Short problem - Locate each line in the records containing "avatar". Copy it.

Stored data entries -
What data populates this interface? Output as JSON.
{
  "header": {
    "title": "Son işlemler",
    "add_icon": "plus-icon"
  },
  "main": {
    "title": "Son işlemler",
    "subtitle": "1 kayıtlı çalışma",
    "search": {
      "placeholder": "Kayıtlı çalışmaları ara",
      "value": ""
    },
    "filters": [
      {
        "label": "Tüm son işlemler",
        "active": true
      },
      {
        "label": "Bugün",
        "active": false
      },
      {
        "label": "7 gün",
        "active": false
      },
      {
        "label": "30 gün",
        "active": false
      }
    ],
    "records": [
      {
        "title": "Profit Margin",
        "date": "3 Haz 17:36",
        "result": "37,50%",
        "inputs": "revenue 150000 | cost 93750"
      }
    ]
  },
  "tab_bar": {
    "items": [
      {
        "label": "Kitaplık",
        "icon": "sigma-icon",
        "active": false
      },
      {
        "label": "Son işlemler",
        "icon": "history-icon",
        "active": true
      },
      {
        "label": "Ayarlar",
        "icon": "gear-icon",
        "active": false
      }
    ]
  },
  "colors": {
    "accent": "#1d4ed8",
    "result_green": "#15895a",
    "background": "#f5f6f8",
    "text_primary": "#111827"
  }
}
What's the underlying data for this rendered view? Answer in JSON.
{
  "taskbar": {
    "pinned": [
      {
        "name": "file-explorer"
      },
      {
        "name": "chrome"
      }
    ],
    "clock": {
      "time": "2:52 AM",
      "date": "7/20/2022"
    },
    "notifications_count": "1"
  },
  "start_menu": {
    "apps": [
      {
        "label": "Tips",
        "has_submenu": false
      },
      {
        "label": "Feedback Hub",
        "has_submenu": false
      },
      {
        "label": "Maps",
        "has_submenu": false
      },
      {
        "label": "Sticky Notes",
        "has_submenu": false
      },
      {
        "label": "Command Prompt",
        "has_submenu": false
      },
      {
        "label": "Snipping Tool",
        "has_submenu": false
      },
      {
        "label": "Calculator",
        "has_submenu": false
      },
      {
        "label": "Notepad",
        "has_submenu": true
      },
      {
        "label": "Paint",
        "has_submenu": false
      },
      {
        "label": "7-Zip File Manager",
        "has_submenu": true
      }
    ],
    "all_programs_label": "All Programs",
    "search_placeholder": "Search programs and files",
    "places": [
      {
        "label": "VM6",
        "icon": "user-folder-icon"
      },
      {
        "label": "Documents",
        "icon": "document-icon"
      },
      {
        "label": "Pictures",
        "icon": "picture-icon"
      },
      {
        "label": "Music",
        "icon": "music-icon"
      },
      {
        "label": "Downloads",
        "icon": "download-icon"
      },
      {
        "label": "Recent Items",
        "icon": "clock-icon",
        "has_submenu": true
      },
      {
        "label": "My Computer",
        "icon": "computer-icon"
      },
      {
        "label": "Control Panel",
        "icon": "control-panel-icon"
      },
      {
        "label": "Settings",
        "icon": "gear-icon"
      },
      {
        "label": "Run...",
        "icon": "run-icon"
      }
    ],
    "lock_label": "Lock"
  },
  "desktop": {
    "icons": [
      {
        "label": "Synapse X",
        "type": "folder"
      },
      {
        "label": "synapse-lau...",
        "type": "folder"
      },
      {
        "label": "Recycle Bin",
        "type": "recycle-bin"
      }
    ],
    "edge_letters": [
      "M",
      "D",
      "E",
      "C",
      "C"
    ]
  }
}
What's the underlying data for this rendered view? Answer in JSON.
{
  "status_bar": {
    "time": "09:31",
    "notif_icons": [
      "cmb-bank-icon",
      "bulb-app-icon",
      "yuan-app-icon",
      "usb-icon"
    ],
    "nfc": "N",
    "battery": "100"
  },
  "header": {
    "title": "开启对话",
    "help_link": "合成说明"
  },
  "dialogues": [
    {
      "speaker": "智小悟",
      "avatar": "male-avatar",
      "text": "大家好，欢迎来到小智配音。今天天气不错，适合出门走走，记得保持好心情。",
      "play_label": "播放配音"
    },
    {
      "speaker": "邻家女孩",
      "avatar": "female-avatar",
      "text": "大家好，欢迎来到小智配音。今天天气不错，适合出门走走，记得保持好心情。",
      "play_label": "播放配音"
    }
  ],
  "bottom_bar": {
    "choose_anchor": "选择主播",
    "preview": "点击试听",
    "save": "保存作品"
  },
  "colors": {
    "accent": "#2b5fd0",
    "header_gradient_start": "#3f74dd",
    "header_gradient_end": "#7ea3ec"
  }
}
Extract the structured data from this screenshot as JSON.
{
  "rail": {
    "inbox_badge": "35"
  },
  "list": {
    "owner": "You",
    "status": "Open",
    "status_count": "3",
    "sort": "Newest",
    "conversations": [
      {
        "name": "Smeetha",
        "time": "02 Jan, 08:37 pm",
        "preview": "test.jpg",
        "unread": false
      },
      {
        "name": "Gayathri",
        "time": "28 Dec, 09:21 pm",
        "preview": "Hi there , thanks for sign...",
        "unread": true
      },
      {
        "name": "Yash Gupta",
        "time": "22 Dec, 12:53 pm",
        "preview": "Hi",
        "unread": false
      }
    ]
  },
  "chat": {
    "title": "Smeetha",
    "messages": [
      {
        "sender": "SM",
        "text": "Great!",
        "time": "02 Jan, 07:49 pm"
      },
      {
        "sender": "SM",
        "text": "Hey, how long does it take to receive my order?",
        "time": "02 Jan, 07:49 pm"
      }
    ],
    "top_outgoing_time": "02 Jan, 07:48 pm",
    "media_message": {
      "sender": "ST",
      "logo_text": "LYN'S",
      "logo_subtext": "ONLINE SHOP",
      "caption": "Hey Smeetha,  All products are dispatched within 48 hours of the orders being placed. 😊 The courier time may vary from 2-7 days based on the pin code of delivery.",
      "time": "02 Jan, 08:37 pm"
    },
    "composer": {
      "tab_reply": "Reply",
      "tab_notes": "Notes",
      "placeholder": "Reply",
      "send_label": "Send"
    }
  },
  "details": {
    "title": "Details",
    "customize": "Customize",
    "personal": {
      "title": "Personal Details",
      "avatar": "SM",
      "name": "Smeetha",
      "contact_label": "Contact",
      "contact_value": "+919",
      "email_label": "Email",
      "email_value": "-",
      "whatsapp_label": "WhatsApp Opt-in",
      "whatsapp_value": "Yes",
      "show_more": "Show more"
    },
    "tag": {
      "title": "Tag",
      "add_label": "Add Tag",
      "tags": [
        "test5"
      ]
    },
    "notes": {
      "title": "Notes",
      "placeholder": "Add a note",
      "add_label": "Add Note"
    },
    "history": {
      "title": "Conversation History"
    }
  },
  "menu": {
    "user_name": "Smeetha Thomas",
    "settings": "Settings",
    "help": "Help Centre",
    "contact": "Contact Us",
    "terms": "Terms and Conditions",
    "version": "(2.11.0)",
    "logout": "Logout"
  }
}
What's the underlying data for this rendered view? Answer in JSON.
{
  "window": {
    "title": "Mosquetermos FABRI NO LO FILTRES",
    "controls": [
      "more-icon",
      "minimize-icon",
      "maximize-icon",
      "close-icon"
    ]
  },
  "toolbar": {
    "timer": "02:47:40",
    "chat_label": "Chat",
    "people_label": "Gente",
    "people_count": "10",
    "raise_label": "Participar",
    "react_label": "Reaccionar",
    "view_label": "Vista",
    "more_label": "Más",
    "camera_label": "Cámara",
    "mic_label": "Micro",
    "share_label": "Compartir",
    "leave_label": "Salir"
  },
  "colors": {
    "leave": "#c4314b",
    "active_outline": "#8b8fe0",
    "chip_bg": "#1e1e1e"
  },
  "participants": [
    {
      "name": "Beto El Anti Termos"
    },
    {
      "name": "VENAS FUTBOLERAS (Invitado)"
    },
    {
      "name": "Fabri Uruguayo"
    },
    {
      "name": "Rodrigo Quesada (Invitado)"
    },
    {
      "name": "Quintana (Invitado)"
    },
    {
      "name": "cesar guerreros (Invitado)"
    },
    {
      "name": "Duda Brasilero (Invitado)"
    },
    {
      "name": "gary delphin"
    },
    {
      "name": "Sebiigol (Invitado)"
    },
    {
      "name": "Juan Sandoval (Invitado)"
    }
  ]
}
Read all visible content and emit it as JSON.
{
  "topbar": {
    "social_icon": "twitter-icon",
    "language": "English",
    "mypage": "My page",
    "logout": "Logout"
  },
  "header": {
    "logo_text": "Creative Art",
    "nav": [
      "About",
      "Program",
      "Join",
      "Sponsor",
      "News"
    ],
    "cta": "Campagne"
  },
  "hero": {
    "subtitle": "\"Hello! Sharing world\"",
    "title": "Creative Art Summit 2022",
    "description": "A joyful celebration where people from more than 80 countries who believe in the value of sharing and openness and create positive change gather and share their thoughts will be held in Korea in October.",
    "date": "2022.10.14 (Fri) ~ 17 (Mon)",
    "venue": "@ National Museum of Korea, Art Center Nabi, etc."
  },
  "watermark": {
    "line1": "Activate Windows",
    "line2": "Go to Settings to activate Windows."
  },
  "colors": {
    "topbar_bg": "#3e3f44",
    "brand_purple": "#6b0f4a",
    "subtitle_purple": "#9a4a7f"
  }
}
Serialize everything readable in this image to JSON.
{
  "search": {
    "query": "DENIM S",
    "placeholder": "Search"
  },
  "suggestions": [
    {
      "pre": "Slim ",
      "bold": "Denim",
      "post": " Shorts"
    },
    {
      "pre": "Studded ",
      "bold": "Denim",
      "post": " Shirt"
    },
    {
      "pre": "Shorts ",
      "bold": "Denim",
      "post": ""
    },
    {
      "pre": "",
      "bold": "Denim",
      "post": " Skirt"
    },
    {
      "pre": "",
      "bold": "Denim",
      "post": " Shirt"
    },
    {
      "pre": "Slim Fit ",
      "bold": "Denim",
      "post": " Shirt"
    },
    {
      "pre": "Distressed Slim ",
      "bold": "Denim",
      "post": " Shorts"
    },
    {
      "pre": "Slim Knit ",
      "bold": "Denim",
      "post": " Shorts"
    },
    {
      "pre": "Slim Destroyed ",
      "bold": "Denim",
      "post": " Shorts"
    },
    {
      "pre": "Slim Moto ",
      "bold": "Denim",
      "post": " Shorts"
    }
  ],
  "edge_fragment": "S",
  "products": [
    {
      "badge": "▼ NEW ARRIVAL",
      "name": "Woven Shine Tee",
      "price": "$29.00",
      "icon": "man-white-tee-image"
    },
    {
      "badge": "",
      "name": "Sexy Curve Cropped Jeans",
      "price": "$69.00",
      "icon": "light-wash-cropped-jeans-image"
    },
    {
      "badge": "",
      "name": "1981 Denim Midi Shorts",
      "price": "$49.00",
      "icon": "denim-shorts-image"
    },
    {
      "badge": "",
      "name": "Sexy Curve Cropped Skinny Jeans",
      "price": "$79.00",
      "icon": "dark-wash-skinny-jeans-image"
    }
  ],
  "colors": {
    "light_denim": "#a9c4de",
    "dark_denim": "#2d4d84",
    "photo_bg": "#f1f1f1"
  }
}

Complete response -
      "avatar": "male-avatar",
      "avatar": "female-avatar",
      "avatar": "SM",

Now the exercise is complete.